* _The exercise_
Write out every entry, unchanged. Skip any picture.
==================================================
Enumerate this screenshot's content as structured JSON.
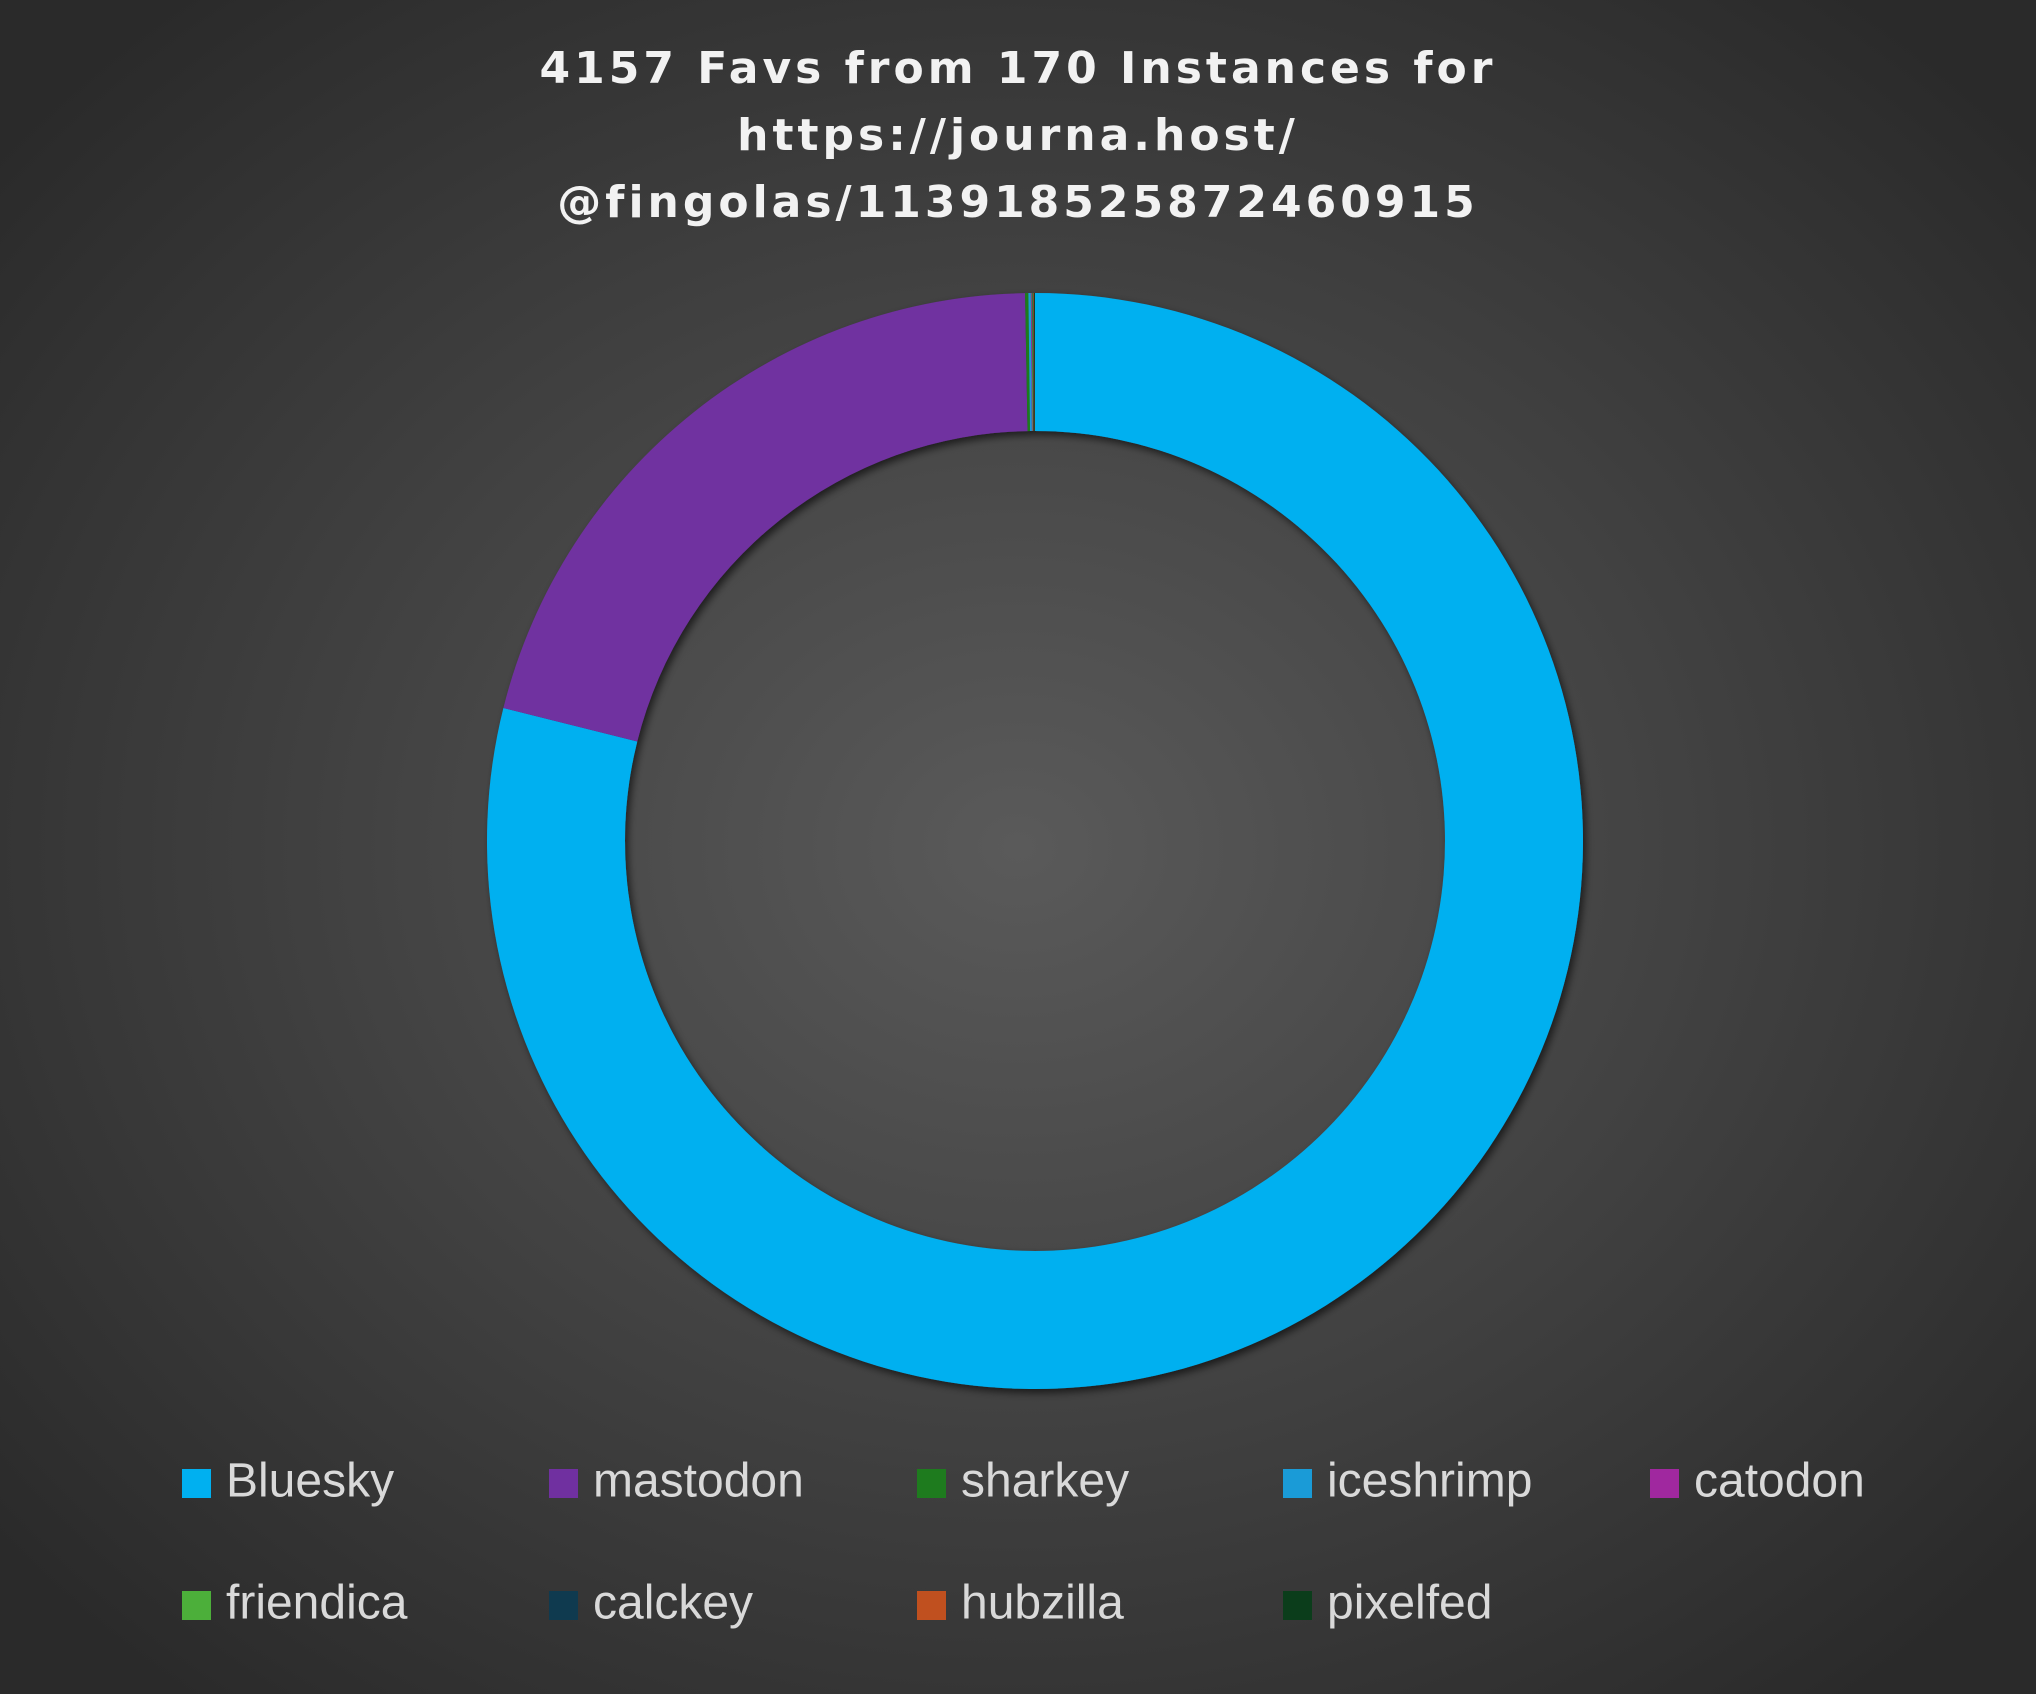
{
  "chart_data": {
    "type": "donut",
    "title": [
      "4157 Favs from 170 Instances for",
      "https://journa.host/",
      "@fingolas/113918525872460915"
    ],
    "categories": [
      "Bluesky",
      "mastodon",
      "sharkey",
      "iceshrimp",
      "catodon",
      "friendica",
      "calckey",
      "hubzilla",
      "pixelfed"
    ],
    "values": [
      3280,
      865,
      4,
      3,
      1,
      1,
      1,
      1,
      1
    ],
    "colors": [
      "#00b0f0",
      "#7030a0",
      "#1e7b1e",
      "#1a9bd7",
      "#a0289f",
      "#4caf3a",
      "#0f3a4f",
      "#c0501f",
      "#0b3d1b"
    ],
    "legend": "bottom"
  }
}
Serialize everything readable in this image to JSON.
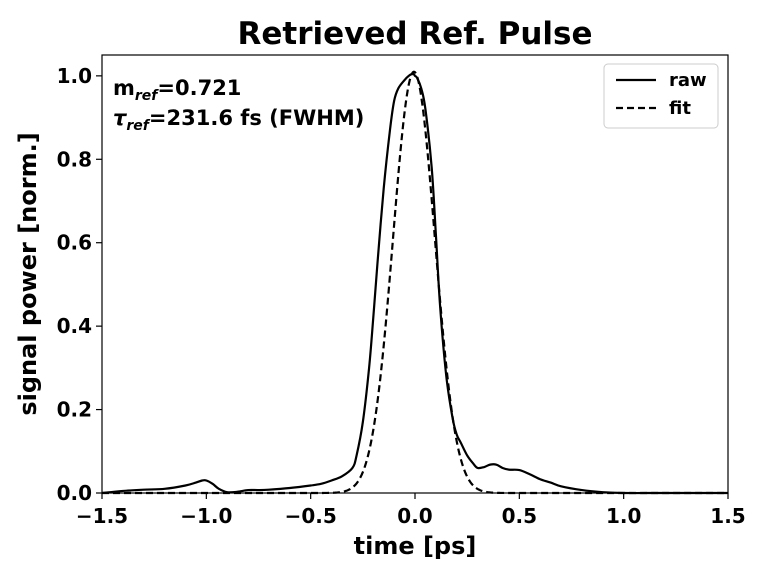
{
  "chart_data": {
    "type": "line",
    "title": "Retrieved Ref. Pulse",
    "xlabel": "time [ps]",
    "ylabel": "signal power [norm.]",
    "xlim": [
      -1.5,
      1.5
    ],
    "ylim": [
      0.0,
      1.05
    ],
    "xticks": [
      -1.5,
      -1.0,
      -0.5,
      0.0,
      0.5,
      1.0,
      1.5
    ],
    "xtick_labels": [
      "−1.5",
      "−1.0",
      "−0.5",
      "0.0",
      "0.5",
      "1.0",
      "1.5"
    ],
    "yticks": [
      0.0,
      0.2,
      0.4,
      0.6,
      0.8,
      1.0
    ],
    "ytick_labels": [
      "0.0",
      "0.2",
      "0.4",
      "0.6",
      "0.8",
      "1.0"
    ],
    "grid": false,
    "legend_position": "top-right",
    "annotations": {
      "m_main": "m",
      "m_sub": "ref",
      "m_value": "=0.721",
      "tau_main": "τ",
      "tau_sub": "ref",
      "tau_value": "=231.6 fs (FWHM)"
    },
    "series": [
      {
        "name": "raw",
        "style": "solid",
        "color": "#000000",
        "x": [
          -1.5,
          -1.4,
          -1.3,
          -1.2,
          -1.1,
          -1.05,
          -1.02,
          -1.0,
          -0.97,
          -0.94,
          -0.9,
          -0.85,
          -0.8,
          -0.75,
          -0.7,
          -0.6,
          -0.5,
          -0.45,
          -0.4,
          -0.35,
          -0.3,
          -0.28,
          -0.25,
          -0.22,
          -0.2,
          -0.18,
          -0.15,
          -0.12,
          -0.1,
          -0.08,
          -0.05,
          -0.03,
          -0.01,
          0.0,
          0.01,
          0.03,
          0.05,
          0.08,
          0.1,
          0.12,
          0.15,
          0.18,
          0.2,
          0.22,
          0.25,
          0.28,
          0.3,
          0.33,
          0.36,
          0.39,
          0.42,
          0.45,
          0.5,
          0.55,
          0.6,
          0.65,
          0.7,
          0.8,
          0.9,
          1.0,
          1.2,
          1.5
        ],
        "y": [
          0.0,
          0.005,
          0.008,
          0.01,
          0.018,
          0.025,
          0.03,
          0.03,
          0.022,
          0.01,
          0.002,
          0.003,
          0.007,
          0.007,
          0.008,
          0.012,
          0.018,
          0.022,
          0.03,
          0.04,
          0.06,
          0.09,
          0.17,
          0.3,
          0.42,
          0.55,
          0.73,
          0.87,
          0.94,
          0.97,
          0.99,
          1.0,
          1.005,
          1.0,
          0.995,
          0.97,
          0.92,
          0.78,
          0.62,
          0.45,
          0.28,
          0.18,
          0.14,
          0.12,
          0.09,
          0.07,
          0.06,
          0.062,
          0.068,
          0.068,
          0.06,
          0.056,
          0.055,
          0.045,
          0.033,
          0.025,
          0.016,
          0.007,
          0.002,
          0.0,
          0.0,
          0.0
        ]
      },
      {
        "name": "fit",
        "style": "dashed",
        "color": "#000000",
        "gaussian": {
          "mu": -0.005,
          "sigma": 0.1,
          "amp": 1.01
        }
      }
    ]
  }
}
==================================================
* _The output_
Enumerate this screenshot's content as structured JSON.
{
  "chart_data": {
    "type": "donut",
    "title": [
      "4157 Favs from 170 Instances for",
      "https://journa.host/",
      "@fingolas/113918525872460915"
    ],
    "categories": [
      "Bluesky",
      "mastodon",
      "sharkey",
      "iceshrimp",
      "catodon",
      "friendica",
      "calckey",
      "hubzilla",
      "pixelfed"
    ],
    "values": [
      3280,
      865,
      4,
      3,
      1,
      1,
      1,
      1,
      1
    ],
    "colors": [
      "#00b0f0",
      "#7030a0",
      "#1e7b1e",
      "#1a9bd7",
      "#a0289f",
      "#4caf3a",
      "#0f3a4f",
      "#c0501f",
      "#0b3d1b"
    ],
    "legend": "bottom"
  }
}
Serialize everything readable in this image to JSON.
{
  "chart_data": {
    "type": "line",
    "title": "Retrieved Ref. Pulse",
    "xlabel": "time [ps]",
    "ylabel": "signal power [norm.]",
    "xlim": [
      -1.5,
      1.5
    ],
    "ylim": [
      0.0,
      1.05
    ],
    "xticks": [
      -1.5,
      -1.0,
      -0.5,
      0.0,
      0.5,
      1.0,
      1.5
    ],
    "xtick_labels": [
      "−1.5",
      "−1.0",
      "−0.5",
      "0.0",
      "0.5",
      "1.0",
      "1.5"
    ],
    "yticks": [
      0.0,
      0.2,
      0.4,
      0.6,
      0.8,
      1.0
    ],
    "ytick_labels": [
      "0.0",
      "0.2",
      "0.4",
      "0.6",
      "0.8",
      "1.0"
    ],
    "grid": false,
    "legend_position": "top-right",
    "annotations": {
      "m_main": "m",
      "m_sub": "ref",
      "m_value": "=0.721",
      "tau_main": "τ",
      "tau_sub": "ref",
      "tau_value": "=231.6 fs (FWHM)"
    },
    "series": [
      {
        "name": "raw",
        "style": "solid",
        "color": "#000000",
        "x": [
          -1.5,
          -1.4,
          -1.3,
          -1.2,
          -1.1,
          -1.05,
          -1.02,
          -1.0,
          -0.97,
          -0.94,
          -0.9,
          -0.85,
          -0.8,
          -0.75,
          -0.7,
          -0.6,
          -0.5,
          -0.45,
          -0.4,
          -0.35,
          -0.3,
          -0.28,
          -0.25,
          -0.22,
          -0.2,
          -0.18,
          -0.15,
          -0.12,
          -0.1,
          -0.08,
          -0.05,
          -0.03,
          -0.01,
          0.0,
          0.01,
          0.03,
          0.05,
          0.08,
          0.1,
          0.12,
          0.15,
          0.18,
          0.2,
          0.22,
          0.25,
          0.28,
          0.3,
          0.33,
          0.36,
          0.39,
          0.42,
          0.45,
          0.5,
          0.55,
          0.6,
          0.65,
          0.7,
          0.8,
          0.9,
          1.0,
          1.2,
          1.5
        ],
        "y": [
          0.0,
          0.005,
          0.008,
          0.01,
          0.018,
          0.025,
          0.03,
          0.03,
          0.022,
          0.01,
          0.002,
          0.003,
          0.007,
          0.007,
          0.008,
          0.012,
          0.018,
          0.022,
          0.03,
          0.04,
          0.06,
          0.09,
          0.17,
          0.3,
          0.42,
          0.55,
          0.73,
          0.87,
          0.94,
          0.97,
          0.99,
          1.0,
          1.005,
          1.0,
          0.995,
          0.97,
          0.92,
          0.78,
          0.62,
          0.45,
          0.28,
          0.18,
          0.14,
          0.12,
          0.09,
          0.07,
          0.06,
          0.062,
          0.068,
          0.068,
          0.06,
          0.056,
          0.055,
          0.045,
          0.033,
          0.025,
          0.016,
          0.007,
          0.002,
          0.0,
          0.0,
          0.0
        ]
      },
      {
        "name": "fit",
        "style": "dashed",
        "color": "#000000",
        "gaussian": {
          "mu": -0.005,
          "sigma": 0.1,
          "amp": 1.01
        }
      }
    ]
  }
}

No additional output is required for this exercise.